- Written request -
Show every line that has the string "OUTREACH" in it.

Stored data:
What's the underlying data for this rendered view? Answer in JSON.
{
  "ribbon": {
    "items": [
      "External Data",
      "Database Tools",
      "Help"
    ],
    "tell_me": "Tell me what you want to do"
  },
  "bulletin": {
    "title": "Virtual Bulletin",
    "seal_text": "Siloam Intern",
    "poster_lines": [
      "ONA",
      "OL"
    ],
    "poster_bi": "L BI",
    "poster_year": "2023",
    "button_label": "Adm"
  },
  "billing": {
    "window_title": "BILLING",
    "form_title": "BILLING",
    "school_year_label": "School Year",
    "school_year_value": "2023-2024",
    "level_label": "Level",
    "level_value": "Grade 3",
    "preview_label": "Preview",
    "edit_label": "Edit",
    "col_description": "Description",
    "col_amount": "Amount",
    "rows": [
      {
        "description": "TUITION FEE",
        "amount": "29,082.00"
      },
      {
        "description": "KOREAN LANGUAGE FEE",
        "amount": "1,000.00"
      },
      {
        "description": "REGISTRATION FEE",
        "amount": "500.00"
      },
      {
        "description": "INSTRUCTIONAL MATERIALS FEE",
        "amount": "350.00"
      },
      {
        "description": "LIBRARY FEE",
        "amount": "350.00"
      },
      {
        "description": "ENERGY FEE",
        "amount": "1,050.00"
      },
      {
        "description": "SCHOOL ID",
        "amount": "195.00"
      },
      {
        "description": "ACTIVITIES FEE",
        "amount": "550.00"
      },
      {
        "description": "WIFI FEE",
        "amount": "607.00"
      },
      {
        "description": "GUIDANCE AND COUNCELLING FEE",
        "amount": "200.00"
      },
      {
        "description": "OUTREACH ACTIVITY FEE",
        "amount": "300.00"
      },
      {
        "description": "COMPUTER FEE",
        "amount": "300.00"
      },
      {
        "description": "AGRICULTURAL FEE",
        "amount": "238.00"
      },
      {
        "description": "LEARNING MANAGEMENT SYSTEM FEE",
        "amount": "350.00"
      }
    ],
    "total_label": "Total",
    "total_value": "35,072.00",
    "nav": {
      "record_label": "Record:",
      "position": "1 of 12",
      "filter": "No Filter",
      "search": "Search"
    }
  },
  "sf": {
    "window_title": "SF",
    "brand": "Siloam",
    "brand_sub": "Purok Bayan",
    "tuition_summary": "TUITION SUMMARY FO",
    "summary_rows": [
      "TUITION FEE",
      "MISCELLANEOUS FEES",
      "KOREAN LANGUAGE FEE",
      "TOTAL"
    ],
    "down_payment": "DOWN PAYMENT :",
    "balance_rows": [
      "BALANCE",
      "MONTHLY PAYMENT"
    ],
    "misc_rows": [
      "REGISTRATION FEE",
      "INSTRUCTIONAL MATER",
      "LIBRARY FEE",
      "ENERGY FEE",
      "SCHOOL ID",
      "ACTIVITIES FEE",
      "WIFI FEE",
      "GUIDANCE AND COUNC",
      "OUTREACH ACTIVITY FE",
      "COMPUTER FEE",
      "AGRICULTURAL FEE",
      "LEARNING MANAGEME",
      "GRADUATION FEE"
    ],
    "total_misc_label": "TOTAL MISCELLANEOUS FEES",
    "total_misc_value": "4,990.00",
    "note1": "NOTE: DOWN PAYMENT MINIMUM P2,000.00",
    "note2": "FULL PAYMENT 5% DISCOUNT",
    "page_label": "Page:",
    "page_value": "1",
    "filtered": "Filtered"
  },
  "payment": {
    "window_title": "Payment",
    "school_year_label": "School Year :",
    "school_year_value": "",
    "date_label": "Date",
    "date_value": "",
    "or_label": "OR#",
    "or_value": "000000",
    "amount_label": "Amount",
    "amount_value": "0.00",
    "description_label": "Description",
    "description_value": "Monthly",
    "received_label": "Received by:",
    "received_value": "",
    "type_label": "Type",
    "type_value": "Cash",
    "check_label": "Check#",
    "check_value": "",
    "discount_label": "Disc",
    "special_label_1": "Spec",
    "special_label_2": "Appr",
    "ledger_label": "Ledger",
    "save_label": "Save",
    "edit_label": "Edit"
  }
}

- Written answer -
        "description": "OUTREACH ACTIVITY FEE",
      "OUTREACH ACTIVITY FE",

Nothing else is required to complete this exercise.